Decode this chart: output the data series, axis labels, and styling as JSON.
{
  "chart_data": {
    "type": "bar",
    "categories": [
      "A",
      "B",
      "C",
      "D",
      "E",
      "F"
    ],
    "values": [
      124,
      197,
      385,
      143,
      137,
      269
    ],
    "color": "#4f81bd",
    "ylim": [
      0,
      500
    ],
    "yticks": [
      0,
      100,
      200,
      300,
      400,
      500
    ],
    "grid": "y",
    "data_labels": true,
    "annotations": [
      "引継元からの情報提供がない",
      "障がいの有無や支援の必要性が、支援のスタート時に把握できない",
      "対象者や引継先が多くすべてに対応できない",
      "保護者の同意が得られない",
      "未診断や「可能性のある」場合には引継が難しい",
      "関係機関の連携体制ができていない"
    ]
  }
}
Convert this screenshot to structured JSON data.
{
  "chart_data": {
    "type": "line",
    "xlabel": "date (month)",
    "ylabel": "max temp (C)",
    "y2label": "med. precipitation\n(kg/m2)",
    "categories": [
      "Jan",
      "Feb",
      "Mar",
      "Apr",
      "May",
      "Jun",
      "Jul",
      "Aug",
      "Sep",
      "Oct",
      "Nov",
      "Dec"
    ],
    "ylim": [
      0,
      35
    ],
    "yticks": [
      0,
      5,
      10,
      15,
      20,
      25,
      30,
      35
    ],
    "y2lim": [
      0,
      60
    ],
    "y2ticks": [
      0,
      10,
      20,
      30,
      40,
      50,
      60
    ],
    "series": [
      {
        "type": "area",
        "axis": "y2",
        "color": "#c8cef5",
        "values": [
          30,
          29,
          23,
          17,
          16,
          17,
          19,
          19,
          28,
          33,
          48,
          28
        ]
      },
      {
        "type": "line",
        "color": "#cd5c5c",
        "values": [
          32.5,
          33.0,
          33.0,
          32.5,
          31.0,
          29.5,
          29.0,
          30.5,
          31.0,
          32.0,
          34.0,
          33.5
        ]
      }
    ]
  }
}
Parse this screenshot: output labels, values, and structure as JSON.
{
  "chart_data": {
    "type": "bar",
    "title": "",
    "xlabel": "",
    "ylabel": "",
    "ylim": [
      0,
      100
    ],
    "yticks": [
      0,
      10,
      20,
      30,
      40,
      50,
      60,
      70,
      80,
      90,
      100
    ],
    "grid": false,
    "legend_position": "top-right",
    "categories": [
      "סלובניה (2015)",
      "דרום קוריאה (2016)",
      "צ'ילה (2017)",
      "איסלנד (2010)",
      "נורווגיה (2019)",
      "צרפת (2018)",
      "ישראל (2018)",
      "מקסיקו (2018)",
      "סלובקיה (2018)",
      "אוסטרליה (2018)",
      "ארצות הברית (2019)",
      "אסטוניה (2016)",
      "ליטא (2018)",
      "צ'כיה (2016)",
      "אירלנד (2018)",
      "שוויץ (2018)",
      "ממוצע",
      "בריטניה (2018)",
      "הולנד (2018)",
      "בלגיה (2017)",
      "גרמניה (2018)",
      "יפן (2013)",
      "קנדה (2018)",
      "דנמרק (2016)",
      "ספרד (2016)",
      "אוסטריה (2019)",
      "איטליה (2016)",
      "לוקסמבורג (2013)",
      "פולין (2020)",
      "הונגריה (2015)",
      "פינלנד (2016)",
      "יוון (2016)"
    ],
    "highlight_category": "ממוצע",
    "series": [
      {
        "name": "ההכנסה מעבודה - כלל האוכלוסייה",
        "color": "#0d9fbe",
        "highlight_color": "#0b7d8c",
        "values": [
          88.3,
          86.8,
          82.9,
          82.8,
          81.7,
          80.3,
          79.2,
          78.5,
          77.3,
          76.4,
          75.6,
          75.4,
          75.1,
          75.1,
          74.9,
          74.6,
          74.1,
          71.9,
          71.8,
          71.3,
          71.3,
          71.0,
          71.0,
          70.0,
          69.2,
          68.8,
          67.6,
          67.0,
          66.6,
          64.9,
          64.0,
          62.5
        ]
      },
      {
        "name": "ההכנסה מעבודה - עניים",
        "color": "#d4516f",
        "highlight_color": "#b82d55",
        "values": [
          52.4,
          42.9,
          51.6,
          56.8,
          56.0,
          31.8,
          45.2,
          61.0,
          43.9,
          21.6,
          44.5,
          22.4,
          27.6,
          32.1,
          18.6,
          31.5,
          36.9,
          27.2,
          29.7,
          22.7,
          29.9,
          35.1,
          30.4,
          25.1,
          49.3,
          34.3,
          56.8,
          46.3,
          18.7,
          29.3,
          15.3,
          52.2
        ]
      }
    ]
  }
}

*Task*
Extract all of the material exactly as it is written.

*Expected output*
Decode this chart: output the data series, axis labels, and styling as JSON.
{
  "chart_data": {
    "type": "bar",
    "categories": [
      "A",
      "B",
      "C",
      "D",
      "E",
      "F"
    ],
    "values": [
      124,
      197,
      385,
      143,
      137,
      269
    ],
    "color": "#4f81bd",
    "ylim": [
      0,
      500
    ],
    "yticks": [
      0,
      100,
      200,
      300,
      400,
      500
    ],
    "grid": "y",
    "data_labels": true,
    "annotations": [
      "引継元からの情報提供がない",
      "障がいの有無や支援の必要性が、支援のスタート時に把握できない",
      "対象者や引継先が多くすべてに対応できない",
      "保護者の同意が得られない",
      "未診断や「可能性のある」場合には引継が難しい",
      "関係機関の連携体制ができていない"
    ]
  }
}
Convert this screenshot to structured JSON data.
{
  "chart_data": {
    "type": "line",
    "xlabel": "date (month)",
    "ylabel": "max temp (C)",
    "y2label": "med. precipitation\n(kg/m2)",
    "categories": [
      "Jan",
      "Feb",
      "Mar",
      "Apr",
      "May",
      "Jun",
      "Jul",
      "Aug",
      "Sep",
      "Oct",
      "Nov",
      "Dec"
    ],
    "ylim": [
      0,
      35
    ],
    "yticks": [
      0,
      5,
      10,
      15,
      20,
      25,
      30,
      35
    ],
    "y2lim": [
      0,
      60
    ],
    "y2ticks": [
      0,
      10,
      20,
      30,
      40,
      50,
      60
    ],
    "series": [
      {
        "type": "area",
        "axis": "y2",
        "color": "#c8cef5",
        "values": [
          30,
          29,
          23,
          17,
          16,
          17,
          19,
          19,
          28,
          33,
          48,
          28
        ]
      },
      {
        "type": "line",
        "color": "#cd5c5c",
        "values": [
          32.5,
          33.0,
          33.0,
          32.5,
          31.0,
          29.5,
          29.0,
          30.5,
          31.0,
          32.0,
          34.0,
          33.5
        ]
      }
    ]
  }
}
Parse this screenshot: output labels, values, and structure as JSON.
{
  "chart_data": {
    "type": "bar",
    "title": "",
    "xlabel": "",
    "ylabel": "",
    "ylim": [
      0,
      100
    ],
    "yticks": [
      0,
      10,
      20,
      30,
      40,
      50,
      60,
      70,
      80,
      90,
      100
    ],
    "grid": false,
    "legend_position": "top-right",
    "categories": [
      "סלובניה (2015)",
      "דרום קוריאה (2016)",
      "צ'ילה (2017)",
      "איסלנד (2010)",
      "נורווגיה (2019)",
      "צרפת (2018)",
      "ישראל (2018)",
      "מקסיקו (2018)",
      "סלובקיה (2018)",
      "אוסטרליה (2018)",
      "ארצות הברית (2019)",
      "אסטוניה (2016)",
      "ליטא (2018)",
      "צ'כיה (2016)",
      "אירלנד (2018)",
      "שוויץ (2018)",
      "ממוצע",
      "בריטניה (2018)",
      "הולנד (2018)",
      "בלגיה (2017)",
      "גרמניה (2018)",
      "יפן (2013)",
      "קנדה (2018)",
      "דנמרק (2016)",
      "ספרד (2016)",
      "אוסטריה (2019)",
      "איטליה (2016)",
      "לוקסמבורג (2013)",
      "פולין (2020)",
      "הונגריה (2015)",
      "פינלנד (2016)",
      "יוון (2016)"
    ],
    "highlight_category": "ממוצע",
    "series": [
      {
        "name": "ההכנסה מעבודה - כלל האוכלוסייה",
        "color": "#0d9fbe",
        "highlight_color": "#0b7d8c",
        "values": [
          88.3,
          86.8,
          82.9,
          82.8,
          81.7,
          80.3,
          79.2,
          78.5,
          77.3,
          76.4,
          75.6,
          75.4,
          75.1,
          75.1,
          74.9,
          74.6,
          74.1,
          71.9,
          71.8,
          71.3,
          71.3,
          71.0,
          71.0,
          70.0,
          69.2,
          68.8,
          67.6,
          67.0,
          66.6,
          64.9,
          64.0,
          62.5
        ]
      },
      {
        "name": "ההכנסה מעבודה - עניים",
        "color": "#d4516f",
        "highlight_color": "#b82d55",
        "values": [
          52.4,
          42.9,
          51.6,
          56.8,
          56.0,
          31.8,
          45.2,
          61.0,
          43.9,
          21.6,
          44.5,
          22.4,
          27.6,
          32.1,
          18.6,
          31.5,
          36.9,
          27.2,
          29.7,
          22.7,
          29.9,
          35.1,
          30.4,
          25.1,
          49.3,
          34.3,
          56.8,
          46.3,
          18.7,
          29.3,
          15.3,
          52.2
        ]
      }
    ]
  }
}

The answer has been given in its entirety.